* GOAL
Collect each line of the records containing the string "ffffff".

=== INFORMATION SUPPLIED ===

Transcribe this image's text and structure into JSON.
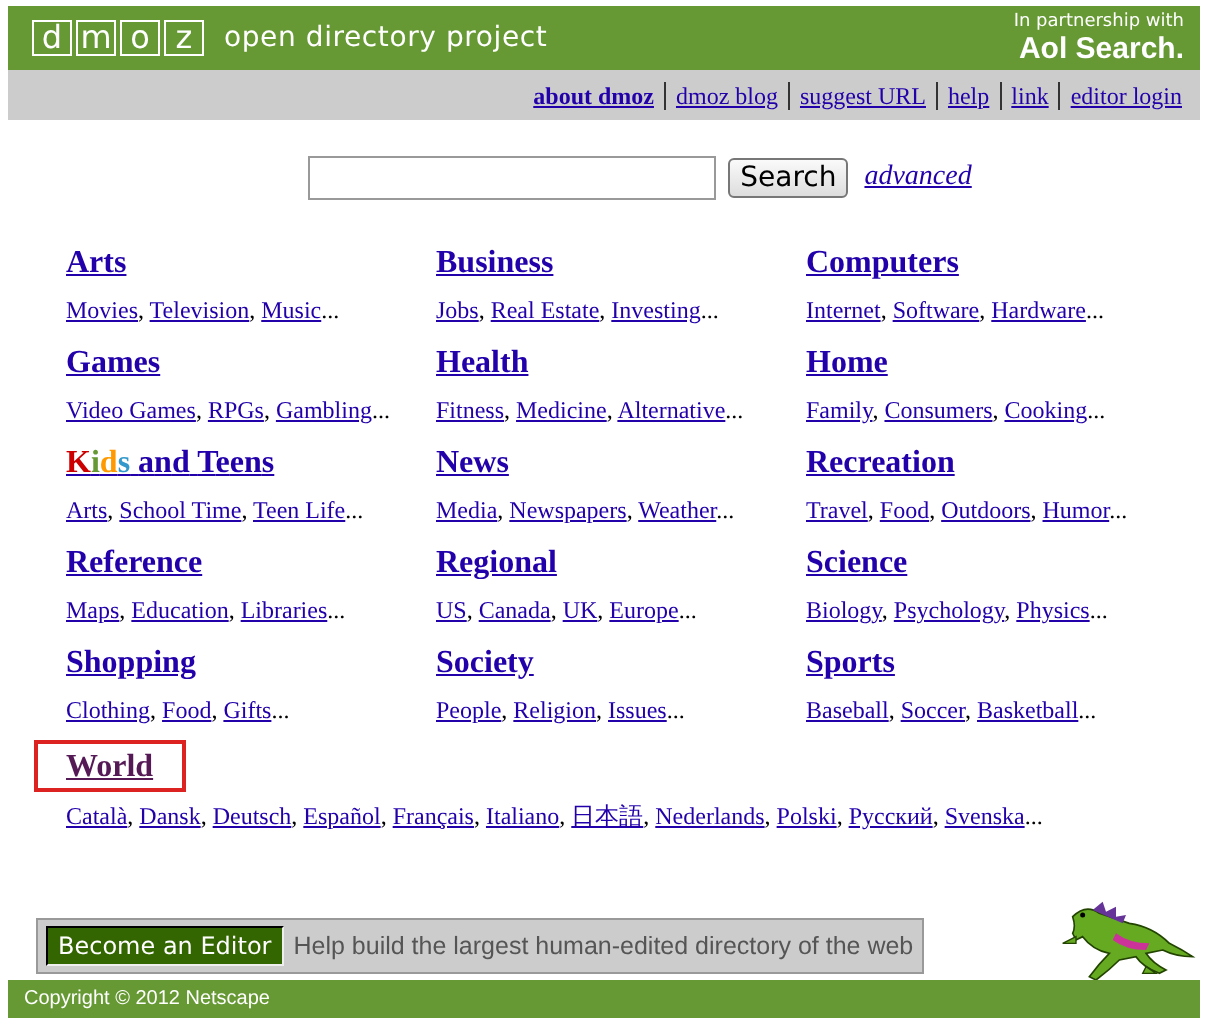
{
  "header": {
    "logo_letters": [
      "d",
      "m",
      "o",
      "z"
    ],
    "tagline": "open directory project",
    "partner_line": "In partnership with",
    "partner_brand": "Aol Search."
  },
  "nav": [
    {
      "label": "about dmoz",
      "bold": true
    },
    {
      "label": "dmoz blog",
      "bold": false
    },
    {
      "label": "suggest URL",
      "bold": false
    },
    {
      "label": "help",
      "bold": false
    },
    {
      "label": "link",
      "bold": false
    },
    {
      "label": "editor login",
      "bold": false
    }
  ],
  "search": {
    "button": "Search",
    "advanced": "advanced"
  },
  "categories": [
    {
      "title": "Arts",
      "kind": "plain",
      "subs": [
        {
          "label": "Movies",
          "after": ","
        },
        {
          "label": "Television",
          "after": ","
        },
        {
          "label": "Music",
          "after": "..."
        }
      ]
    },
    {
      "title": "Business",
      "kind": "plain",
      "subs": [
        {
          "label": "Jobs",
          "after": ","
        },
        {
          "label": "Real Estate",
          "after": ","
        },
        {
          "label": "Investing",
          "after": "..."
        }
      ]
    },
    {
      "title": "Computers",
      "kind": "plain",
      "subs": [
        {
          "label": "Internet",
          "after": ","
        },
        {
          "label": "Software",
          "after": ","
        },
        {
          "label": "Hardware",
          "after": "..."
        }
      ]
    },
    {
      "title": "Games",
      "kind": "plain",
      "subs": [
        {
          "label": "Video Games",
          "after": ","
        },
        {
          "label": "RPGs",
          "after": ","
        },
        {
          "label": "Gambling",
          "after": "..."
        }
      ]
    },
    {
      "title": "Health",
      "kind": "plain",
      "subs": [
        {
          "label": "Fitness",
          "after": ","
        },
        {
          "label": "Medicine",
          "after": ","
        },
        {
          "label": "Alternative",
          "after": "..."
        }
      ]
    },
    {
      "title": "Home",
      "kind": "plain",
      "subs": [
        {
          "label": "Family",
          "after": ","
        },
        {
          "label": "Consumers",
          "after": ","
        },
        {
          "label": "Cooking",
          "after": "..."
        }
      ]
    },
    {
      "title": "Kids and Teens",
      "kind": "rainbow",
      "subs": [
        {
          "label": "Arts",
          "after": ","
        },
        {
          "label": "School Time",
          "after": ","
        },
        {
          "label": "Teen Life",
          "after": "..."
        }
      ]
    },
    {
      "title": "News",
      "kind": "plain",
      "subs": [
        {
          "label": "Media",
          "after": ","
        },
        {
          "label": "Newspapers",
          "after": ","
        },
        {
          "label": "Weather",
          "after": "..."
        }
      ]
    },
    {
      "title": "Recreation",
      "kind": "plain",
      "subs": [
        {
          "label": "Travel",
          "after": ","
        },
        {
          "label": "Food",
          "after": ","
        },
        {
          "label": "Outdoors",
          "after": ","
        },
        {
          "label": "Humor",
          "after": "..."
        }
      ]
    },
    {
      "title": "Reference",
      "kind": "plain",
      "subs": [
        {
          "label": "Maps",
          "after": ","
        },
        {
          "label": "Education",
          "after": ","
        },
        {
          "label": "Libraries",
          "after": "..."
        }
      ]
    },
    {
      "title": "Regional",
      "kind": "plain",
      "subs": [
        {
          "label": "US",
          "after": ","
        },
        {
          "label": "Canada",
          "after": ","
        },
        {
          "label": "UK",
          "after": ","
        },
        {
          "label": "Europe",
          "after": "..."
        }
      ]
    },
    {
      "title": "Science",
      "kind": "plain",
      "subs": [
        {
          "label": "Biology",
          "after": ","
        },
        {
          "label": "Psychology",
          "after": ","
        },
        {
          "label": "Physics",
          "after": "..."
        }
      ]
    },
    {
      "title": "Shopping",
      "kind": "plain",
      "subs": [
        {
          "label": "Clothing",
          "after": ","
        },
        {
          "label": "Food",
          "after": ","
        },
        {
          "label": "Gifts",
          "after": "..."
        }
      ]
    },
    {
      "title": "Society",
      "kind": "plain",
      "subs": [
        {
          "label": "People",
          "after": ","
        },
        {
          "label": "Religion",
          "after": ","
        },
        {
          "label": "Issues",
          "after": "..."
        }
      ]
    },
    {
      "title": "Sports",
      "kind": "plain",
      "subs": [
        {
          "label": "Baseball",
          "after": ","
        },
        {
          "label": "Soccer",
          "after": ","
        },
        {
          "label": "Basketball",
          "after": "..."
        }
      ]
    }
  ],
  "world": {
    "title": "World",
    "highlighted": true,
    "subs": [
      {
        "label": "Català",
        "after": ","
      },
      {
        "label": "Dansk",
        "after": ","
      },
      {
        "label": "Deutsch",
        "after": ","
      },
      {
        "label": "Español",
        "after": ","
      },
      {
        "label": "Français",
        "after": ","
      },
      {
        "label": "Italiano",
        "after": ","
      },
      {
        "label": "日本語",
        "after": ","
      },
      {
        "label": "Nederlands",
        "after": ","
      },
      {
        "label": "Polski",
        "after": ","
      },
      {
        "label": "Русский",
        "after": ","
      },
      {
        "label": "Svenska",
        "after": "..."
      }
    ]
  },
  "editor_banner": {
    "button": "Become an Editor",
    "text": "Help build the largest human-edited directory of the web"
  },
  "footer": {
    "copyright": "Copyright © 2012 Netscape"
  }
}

===
=== INFORMATION SUPPLIED ===

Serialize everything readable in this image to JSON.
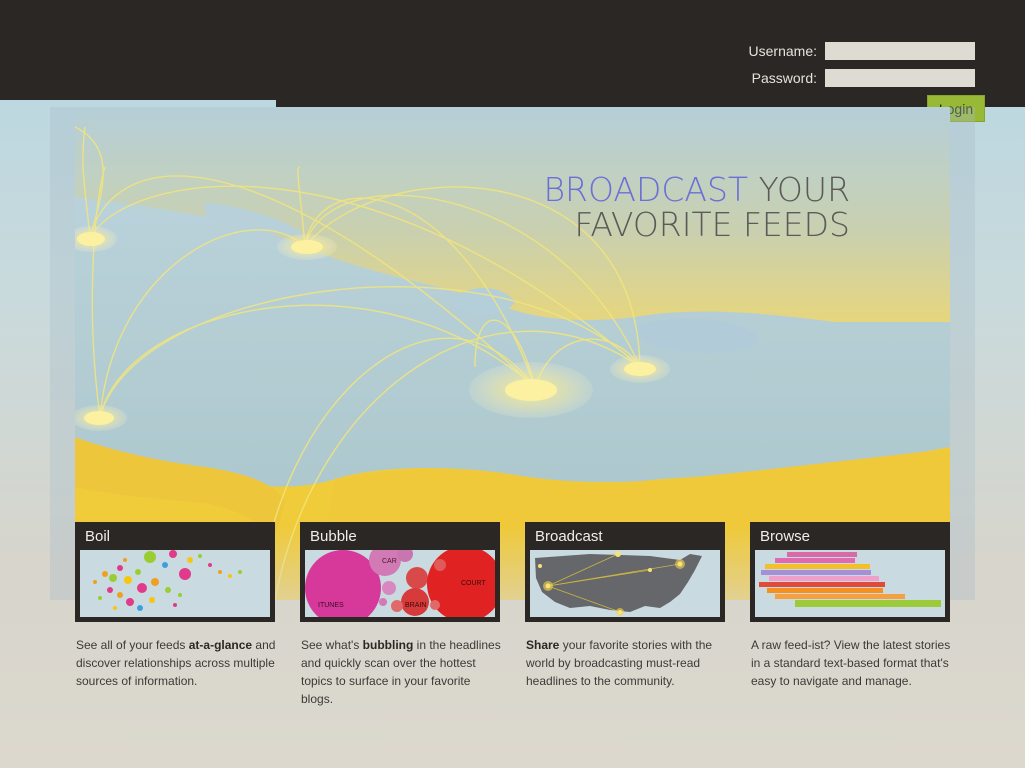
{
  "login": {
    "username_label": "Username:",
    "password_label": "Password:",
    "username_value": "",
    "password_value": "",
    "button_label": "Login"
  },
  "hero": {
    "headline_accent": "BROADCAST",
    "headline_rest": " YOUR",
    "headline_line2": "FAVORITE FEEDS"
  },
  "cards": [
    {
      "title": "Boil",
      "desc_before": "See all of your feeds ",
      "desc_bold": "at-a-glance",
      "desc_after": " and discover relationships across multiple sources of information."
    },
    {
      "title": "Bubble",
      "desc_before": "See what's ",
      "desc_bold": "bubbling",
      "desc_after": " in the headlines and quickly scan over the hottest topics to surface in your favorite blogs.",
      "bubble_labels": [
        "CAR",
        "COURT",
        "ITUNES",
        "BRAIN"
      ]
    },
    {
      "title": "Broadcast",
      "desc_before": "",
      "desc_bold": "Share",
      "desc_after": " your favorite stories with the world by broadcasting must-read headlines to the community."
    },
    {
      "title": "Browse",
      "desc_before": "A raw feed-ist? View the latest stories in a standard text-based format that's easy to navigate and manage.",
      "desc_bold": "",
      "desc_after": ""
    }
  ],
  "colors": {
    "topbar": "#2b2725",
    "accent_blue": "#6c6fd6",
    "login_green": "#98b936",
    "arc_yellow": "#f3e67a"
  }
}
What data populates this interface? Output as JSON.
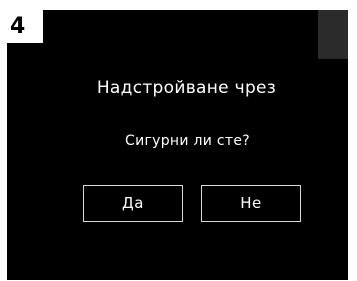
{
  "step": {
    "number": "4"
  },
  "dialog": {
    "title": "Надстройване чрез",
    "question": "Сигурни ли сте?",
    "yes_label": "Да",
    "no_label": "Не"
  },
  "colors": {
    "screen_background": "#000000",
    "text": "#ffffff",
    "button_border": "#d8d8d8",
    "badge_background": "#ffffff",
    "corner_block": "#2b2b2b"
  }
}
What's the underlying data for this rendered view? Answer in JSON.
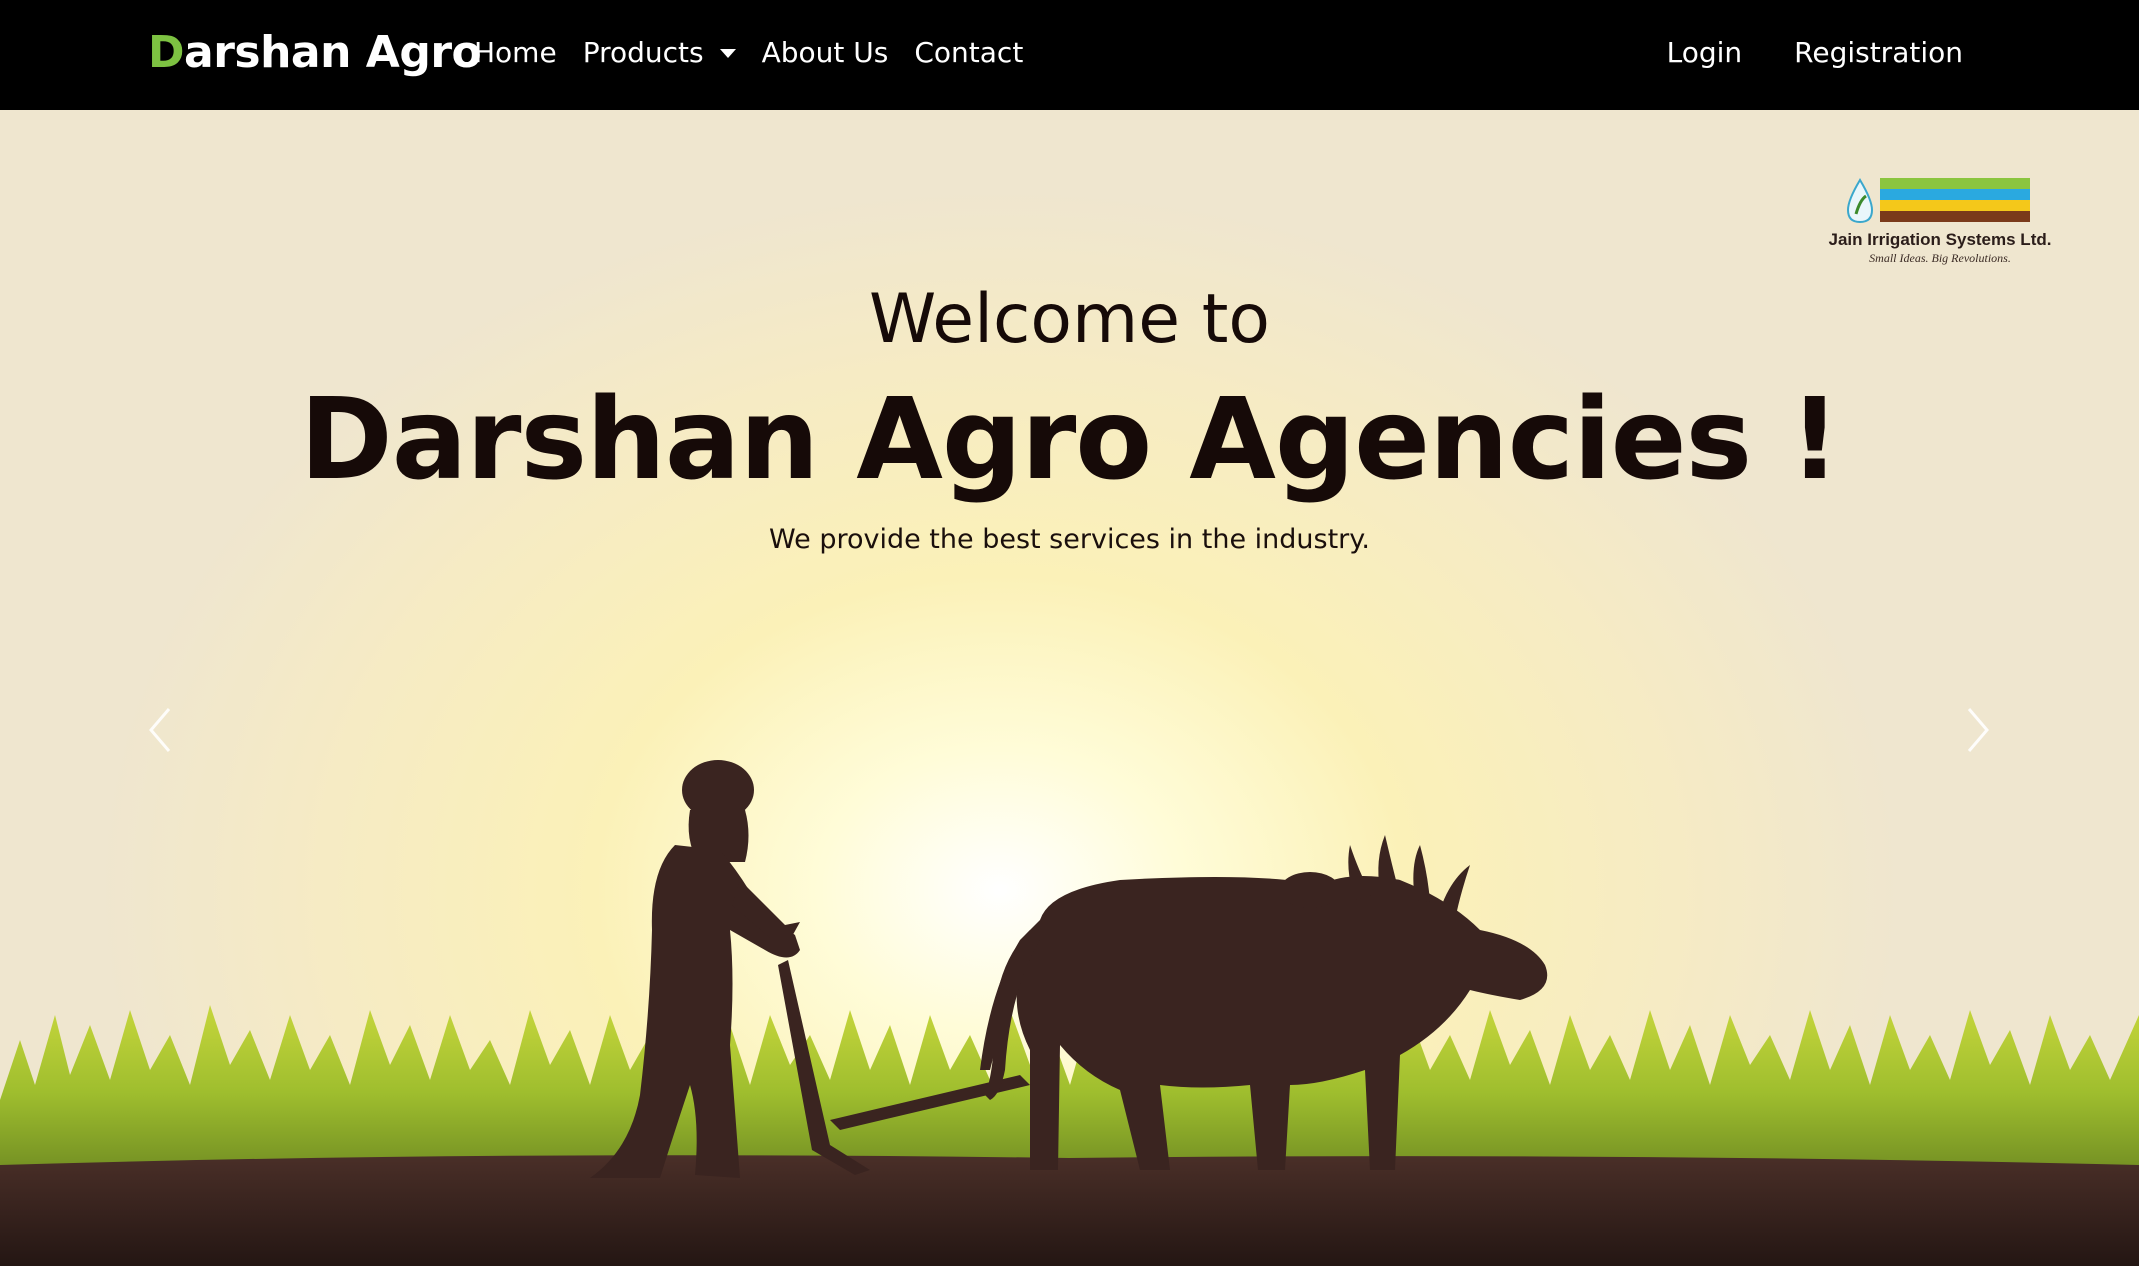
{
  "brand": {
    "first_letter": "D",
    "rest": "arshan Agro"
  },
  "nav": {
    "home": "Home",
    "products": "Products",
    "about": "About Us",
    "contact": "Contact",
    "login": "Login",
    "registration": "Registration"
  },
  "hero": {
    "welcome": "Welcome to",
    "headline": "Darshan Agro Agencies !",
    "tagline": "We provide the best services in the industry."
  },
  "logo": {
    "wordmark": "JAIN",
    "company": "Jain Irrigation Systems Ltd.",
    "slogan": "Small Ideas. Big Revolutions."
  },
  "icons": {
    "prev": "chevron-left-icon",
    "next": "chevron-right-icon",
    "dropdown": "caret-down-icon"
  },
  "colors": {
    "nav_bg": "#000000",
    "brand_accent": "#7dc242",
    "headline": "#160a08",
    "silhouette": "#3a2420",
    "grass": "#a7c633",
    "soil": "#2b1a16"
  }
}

===

* ANSWER TO THE PROBLEM
    "text": "#ffffff",
    "badge_background": "#ffffff",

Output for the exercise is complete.